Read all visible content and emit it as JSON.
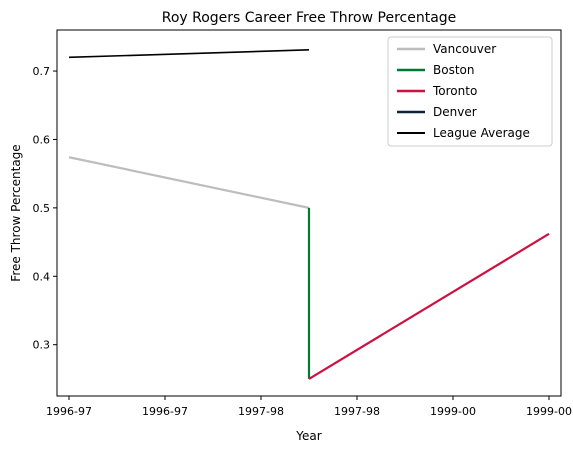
{
  "chart_data": {
    "type": "line",
    "title": "Roy Rogers  Career Free Throw Percentage",
    "xlabel": "Year",
    "ylabel": "Free Throw Percentage",
    "x_tick_labels": [
      "1996-97",
      "1996-97",
      "1997-98",
      "1997-98",
      "1999-00",
      "1999-00"
    ],
    "xlim": [
      -0.05,
      2.05
    ],
    "ylim": [
      0.225,
      0.76
    ],
    "y_ticks": [
      0.3,
      0.4,
      0.5,
      0.6,
      0.7
    ],
    "y_tick_labels": [
      "0.3",
      "0.4",
      "0.5",
      "0.6",
      "0.7"
    ],
    "legend_position": "top-right",
    "series": [
      {
        "name": "Vancouver",
        "color": "#bdbdbd",
        "x": [
          0,
          1
        ],
        "y": [
          0.574,
          0.5
        ]
      },
      {
        "name": "Boston",
        "color": "#007a33",
        "x": [
          1,
          1
        ],
        "y": [
          0.5,
          0.25
        ]
      },
      {
        "name": "Toronto",
        "color": "#ce1141",
        "x": [
          1,
          2
        ],
        "y": [
          0.25,
          0.462
        ]
      },
      {
        "name": "Denver",
        "color": "#0e2240",
        "x": [],
        "y": []
      },
      {
        "name": "League Average",
        "color": "#000000",
        "x": [
          0,
          1
        ],
        "y": [
          0.72,
          0.731
        ]
      }
    ]
  }
}
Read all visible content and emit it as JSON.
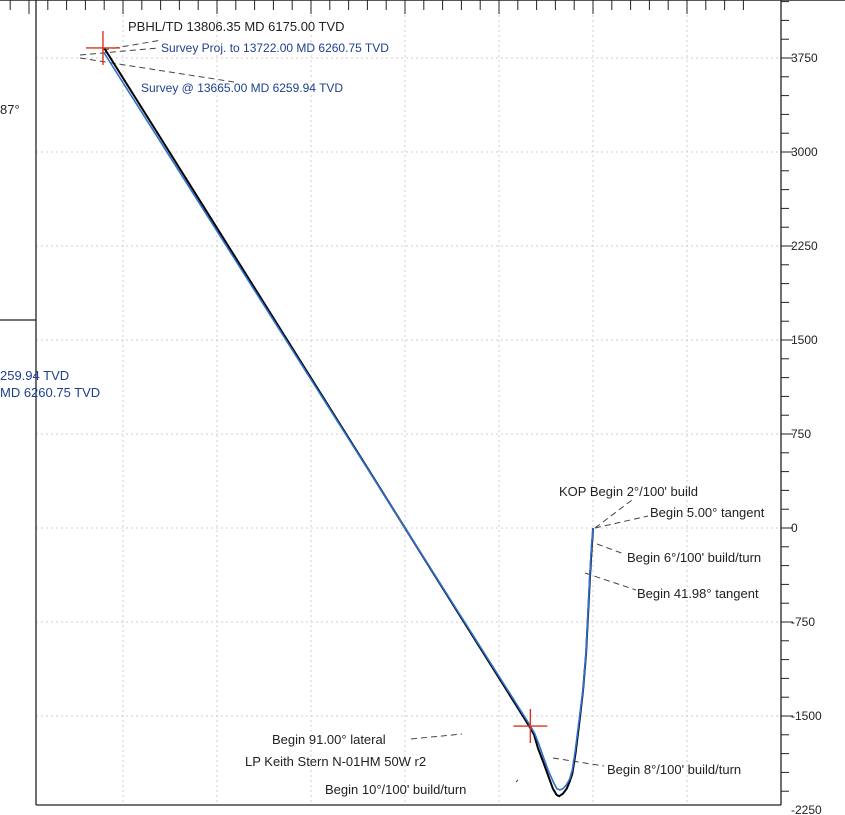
{
  "chart_data": {
    "type": "line",
    "title": "",
    "xlabel": "",
    "ylabel": "",
    "y_axis_side": "right",
    "ylim": [
      -2250,
      4350
    ],
    "xlim": [
      -4750,
      1250
    ],
    "grid": true,
    "y_ticks": [
      {
        "value": 3750,
        "label": "3750"
      },
      {
        "value": 3000,
        "label": "3000"
      },
      {
        "value": 2250,
        "label": "2250"
      },
      {
        "value": 1500,
        "label": "1500"
      },
      {
        "value": 750,
        "label": "750"
      },
      {
        "value": 0,
        "label": "0"
      },
      {
        "value": -750,
        "label": "-750"
      },
      {
        "value": -1500,
        "label": "-1500"
      },
      {
        "value": -2250,
        "label": "-2250"
      }
    ],
    "series": [
      {
        "color": "#000000",
        "x": [
          0,
          -2,
          -8,
          -25,
          -55,
          -80,
          -110,
          -140,
          -165,
          -185,
          -210,
          -240,
          -270,
          -290,
          -320,
          -360,
          -400,
          -440,
          -470,
          -510,
          -3900
        ],
        "y": [
          0,
          -60,
          -120,
          -400,
          -1000,
          -1300,
          -1560,
          -1800,
          -1960,
          -2020,
          -2080,
          -2120,
          -2140,
          -2130,
          -2080,
          -1970,
          -1860,
          -1755,
          -1650,
          -1580,
          3830
        ]
      },
      {
        "color": "#2e6fd0",
        "x": [
          0,
          -3,
          -10,
          -26,
          -55,
          -80,
          -112,
          -142,
          -165,
          -185,
          -212,
          -240,
          -265,
          -288,
          -315,
          -355,
          -395,
          -430,
          -465,
          -505,
          -3900
        ],
        "y": [
          0,
          -60,
          -120,
          -390,
          -990,
          -1290,
          -1540,
          -1780,
          -1930,
          -2000,
          -2050,
          -2080,
          -2090,
          -2080,
          -2030,
          -1940,
          -1830,
          -1730,
          -1640,
          -1570,
          3790
        ]
      }
    ],
    "markers": [
      {
        "x": -3910,
        "y": 3830,
        "color": "#e03020"
      },
      {
        "x": -500,
        "y": -1580,
        "color": "#e03020"
      }
    ]
  },
  "annotations": {
    "pbhl": "PBHL/TD 13806.35 MD 6175.00 TVD",
    "survey_proj": "Survey Proj. to 13722.00 MD 6260.75 TVD",
    "survey_at": "Survey @ 13665.00 MD 6259.94 TVD",
    "kop": "KOP Begin 2°/100' build",
    "tangent5": "Begin 5.00° tangent",
    "build6": "Begin 6°/100' build/turn",
    "tangent42": "Begin 41.98° tangent",
    "lateral": "Begin 91.00° lateral",
    "lp": "LP Keith Stern N-01HM 50W r2",
    "build10": "Begin 10°/100' build/turn",
    "build8": "Begin 8°/100' build/turn"
  },
  "side_text": {
    "deg": "87°",
    "tvd1": "259.94 TVD",
    "tvd2": "MD 6260.75 TVD"
  }
}
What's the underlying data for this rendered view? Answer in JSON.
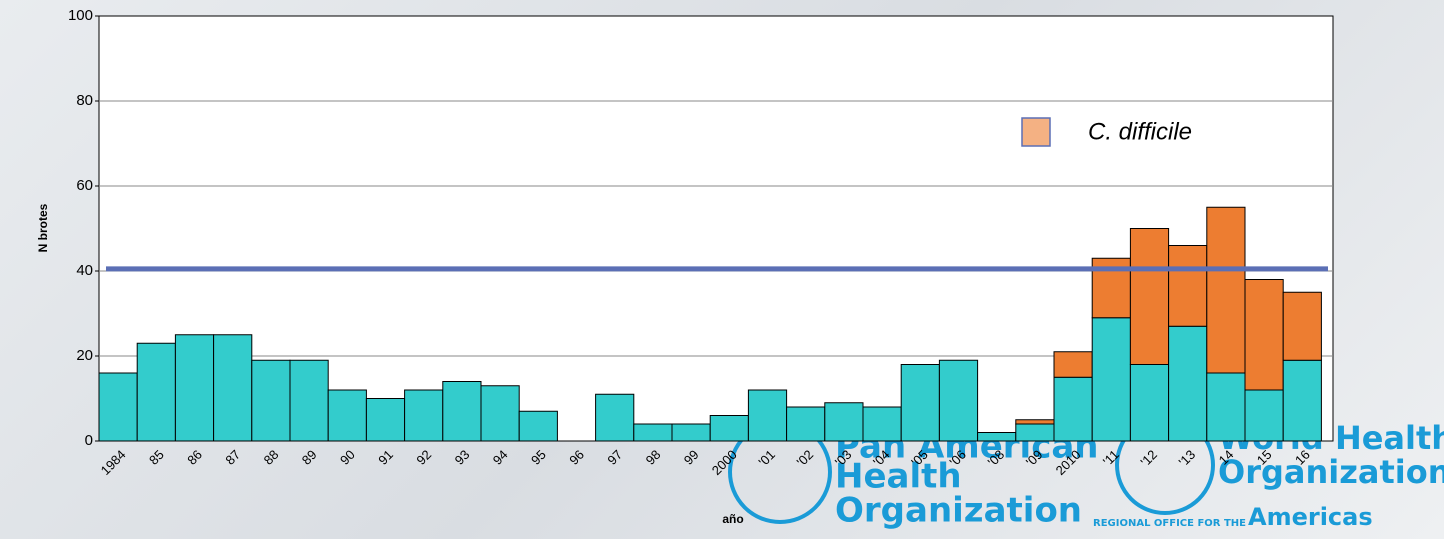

※ ※ ※

» **PROBLEM**: Copy out every line from the material above in which the word "Free" appears.

» **SOLUTION FOR THIS PROBLEM**:
    "title": "Roy Rogers  Career Free Throw Percentage",
    "ylabel": "Free Throw Percentage",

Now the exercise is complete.